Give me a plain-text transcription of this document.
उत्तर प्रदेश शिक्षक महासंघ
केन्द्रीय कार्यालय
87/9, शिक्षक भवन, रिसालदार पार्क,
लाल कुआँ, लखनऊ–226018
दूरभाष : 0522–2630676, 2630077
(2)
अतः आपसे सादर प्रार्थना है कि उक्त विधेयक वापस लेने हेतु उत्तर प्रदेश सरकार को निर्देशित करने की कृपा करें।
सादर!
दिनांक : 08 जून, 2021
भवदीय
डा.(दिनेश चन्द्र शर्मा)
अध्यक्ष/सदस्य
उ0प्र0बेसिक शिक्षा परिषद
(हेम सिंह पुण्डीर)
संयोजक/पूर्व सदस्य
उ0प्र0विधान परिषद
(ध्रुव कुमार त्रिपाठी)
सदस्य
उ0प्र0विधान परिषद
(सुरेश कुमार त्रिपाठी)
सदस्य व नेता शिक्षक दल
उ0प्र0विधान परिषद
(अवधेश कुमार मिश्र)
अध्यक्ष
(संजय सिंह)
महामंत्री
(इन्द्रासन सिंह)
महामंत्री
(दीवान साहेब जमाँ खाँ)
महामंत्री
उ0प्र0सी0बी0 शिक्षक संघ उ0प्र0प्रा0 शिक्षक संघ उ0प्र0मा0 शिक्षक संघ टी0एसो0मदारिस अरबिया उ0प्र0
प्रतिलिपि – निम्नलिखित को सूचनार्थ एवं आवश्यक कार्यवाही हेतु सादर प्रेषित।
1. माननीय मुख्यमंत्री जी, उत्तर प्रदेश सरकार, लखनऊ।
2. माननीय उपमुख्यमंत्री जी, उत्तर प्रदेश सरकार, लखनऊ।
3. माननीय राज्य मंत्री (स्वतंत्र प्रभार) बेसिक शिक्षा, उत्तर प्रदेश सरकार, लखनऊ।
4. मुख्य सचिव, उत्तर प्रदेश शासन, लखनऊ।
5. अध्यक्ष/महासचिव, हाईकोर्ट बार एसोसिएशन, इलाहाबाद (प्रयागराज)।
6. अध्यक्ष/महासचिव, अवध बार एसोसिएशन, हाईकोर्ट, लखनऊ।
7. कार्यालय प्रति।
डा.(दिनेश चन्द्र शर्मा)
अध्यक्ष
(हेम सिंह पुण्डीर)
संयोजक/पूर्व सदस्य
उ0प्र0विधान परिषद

== == ==

Work instructions -
Gather each line of the records holding the string "लखनऊ".

Task response -
लाल कुआँ, लखनऊ–226018
1. माननीय मुख्यमंत्री जी, उत्तर प्रदेश सरकार, लखनऊ।
2. माननीय उपमुख्यमंत्री जी, उत्तर प्रदेश सरकार, लखनऊ।
3. माननीय राज्य मंत्री (स्वतंत्र प्रभार) बेसिक शिक्षा, उत्तर प्रदेश सरकार, लखनऊ।
4. मुख्य सचिव, उत्तर प्रदेश शासन, लखनऊ।
6. अध्यक्ष/महासचिव, अवध बार एसोसिएशन, हाईकोर्ट, लखनऊ।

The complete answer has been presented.